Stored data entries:

────────

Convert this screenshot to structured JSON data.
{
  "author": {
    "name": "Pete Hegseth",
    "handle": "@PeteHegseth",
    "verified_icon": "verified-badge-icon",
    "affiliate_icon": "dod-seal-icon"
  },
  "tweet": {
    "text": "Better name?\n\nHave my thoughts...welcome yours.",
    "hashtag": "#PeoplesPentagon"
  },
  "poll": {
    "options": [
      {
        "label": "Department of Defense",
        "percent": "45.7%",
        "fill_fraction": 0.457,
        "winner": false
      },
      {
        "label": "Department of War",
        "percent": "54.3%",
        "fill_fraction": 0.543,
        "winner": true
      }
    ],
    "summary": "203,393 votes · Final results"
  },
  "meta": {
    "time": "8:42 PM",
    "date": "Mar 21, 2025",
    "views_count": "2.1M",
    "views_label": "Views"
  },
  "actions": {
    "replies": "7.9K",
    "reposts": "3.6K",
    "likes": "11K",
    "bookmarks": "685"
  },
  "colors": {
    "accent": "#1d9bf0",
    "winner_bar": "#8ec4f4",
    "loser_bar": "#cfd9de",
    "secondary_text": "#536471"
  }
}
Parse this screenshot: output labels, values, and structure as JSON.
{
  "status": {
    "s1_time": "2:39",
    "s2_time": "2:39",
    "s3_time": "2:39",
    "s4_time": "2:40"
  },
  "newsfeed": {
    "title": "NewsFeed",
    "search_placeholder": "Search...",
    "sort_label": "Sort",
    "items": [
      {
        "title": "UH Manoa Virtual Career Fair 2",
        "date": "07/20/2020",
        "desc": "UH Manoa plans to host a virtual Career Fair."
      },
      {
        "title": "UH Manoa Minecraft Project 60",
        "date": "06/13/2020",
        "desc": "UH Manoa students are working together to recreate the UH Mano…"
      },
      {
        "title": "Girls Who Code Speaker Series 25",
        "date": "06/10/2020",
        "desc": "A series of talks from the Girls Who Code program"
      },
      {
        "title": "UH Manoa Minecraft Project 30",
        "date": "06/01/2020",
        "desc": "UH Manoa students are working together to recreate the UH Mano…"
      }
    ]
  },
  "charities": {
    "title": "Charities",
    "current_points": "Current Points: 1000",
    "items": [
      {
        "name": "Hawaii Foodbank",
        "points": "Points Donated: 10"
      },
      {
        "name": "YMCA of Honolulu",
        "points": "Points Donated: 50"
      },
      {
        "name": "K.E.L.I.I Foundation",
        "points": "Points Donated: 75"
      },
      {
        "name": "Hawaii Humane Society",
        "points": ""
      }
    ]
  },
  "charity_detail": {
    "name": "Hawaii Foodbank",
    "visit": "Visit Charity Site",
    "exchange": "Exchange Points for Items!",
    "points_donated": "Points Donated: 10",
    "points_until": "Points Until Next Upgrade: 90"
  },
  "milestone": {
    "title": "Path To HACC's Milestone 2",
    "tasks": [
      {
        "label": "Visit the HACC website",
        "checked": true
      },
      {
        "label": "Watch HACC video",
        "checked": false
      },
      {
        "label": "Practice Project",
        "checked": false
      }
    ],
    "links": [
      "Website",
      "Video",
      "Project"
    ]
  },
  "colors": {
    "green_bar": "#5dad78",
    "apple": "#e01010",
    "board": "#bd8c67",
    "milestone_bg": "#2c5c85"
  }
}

────────

TO BE DONE:
Make an exact copy of the records.

THE REPLY:
Convert this screenshot to structured JSON data.
{
  "author": {
    "name": "Pete Hegseth",
    "handle": "@PeteHegseth",
    "verified_icon": "verified-badge-icon",
    "affiliate_icon": "dod-seal-icon"
  },
  "tweet": {
    "text": "Better name?\n\nHave my thoughts...welcome yours.",
    "hashtag": "#PeoplesPentagon"
  },
  "poll": {
    "options": [
      {
        "label": "Department of Defense",
        "percent": "45.7%",
        "fill_fraction": 0.457,
        "winner": false
      },
      {
        "label": "Department of War",
        "percent": "54.3%",
        "fill_fraction": 0.543,
        "winner": true
      }
    ],
    "summary": "203,393 votes · Final results"
  },
  "meta": {
    "time": "8:42 PM",
    "date": "Mar 21, 2025",
    "views_count": "2.1M",
    "views_label": "Views"
  },
  "actions": {
    "replies": "7.9K",
    "reposts": "3.6K",
    "likes": "11K",
    "bookmarks": "685"
  },
  "colors": {
    "accent": "#1d9bf0",
    "winner_bar": "#8ec4f4",
    "loser_bar": "#cfd9de",
    "secondary_text": "#536471"
  }
}
Parse this screenshot: output labels, values, and structure as JSON.
{
  "status": {
    "s1_time": "2:39",
    "s2_time": "2:39",
    "s3_time": "2:39",
    "s4_time": "2:40"
  },
  "newsfeed": {
    "title": "NewsFeed",
    "search_placeholder": "Search...",
    "sort_label": "Sort",
    "items": [
      {
        "title": "UH Manoa Virtual Career Fair 2",
        "date": "07/20/2020",
        "desc": "UH Manoa plans to host a virtual Career Fair."
      },
      {
        "title": "UH Manoa Minecraft Project 60",
        "date": "06/13/2020",
        "desc": "UH Manoa students are working together to recreate the UH Mano…"
      },
      {
        "title": "Girls Who Code Speaker Series 25",
        "date": "06/10/2020",
        "desc": "A series of talks from the Girls Who Code program"
      },
      {
        "title": "UH Manoa Minecraft Project 30",
        "date": "06/01/2020",
        "desc": "UH Manoa students are working together to recreate the UH Mano…"
      }
    ]
  },
  "charities": {
    "title": "Charities",
    "current_points": "Current Points: 1000",
    "items": [
      {
        "name": "Hawaii Foodbank",
        "points": "Points Donated: 10"
      },
      {
        "name": "YMCA of Honolulu",
        "points": "Points Donated: 50"
      },
      {
        "name": "K.E.L.I.I Foundation",
        "points": "Points Donated: 75"
      },
      {
        "name": "Hawaii Humane Society",
        "points": ""
      }
    ]
  },
  "charity_detail": {
    "name": "Hawaii Foodbank",
    "visit": "Visit Charity Site",
    "exchange": "Exchange Points for Items!",
    "points_donated": "Points Donated: 10",
    "points_until": "Points Until Next Upgrade: 90"
  },
  "milestone": {
    "title": "Path To HACC's Milestone 2",
    "tasks": [
      {
        "label": "Visit the HACC website",
        "checked": true
      },
      {
        "label": "Watch HACC video",
        "checked": false
      },
      {
        "label": "Practice Project",
        "checked": false
      }
    ],
    "links": [
      "Website",
      "Video",
      "Project"
    ]
  },
  "colors": {
    "green_bar": "#5dad78",
    "apple": "#e01010",
    "board": "#bd8c67",
    "milestone_bg": "#2c5c85"
  }
}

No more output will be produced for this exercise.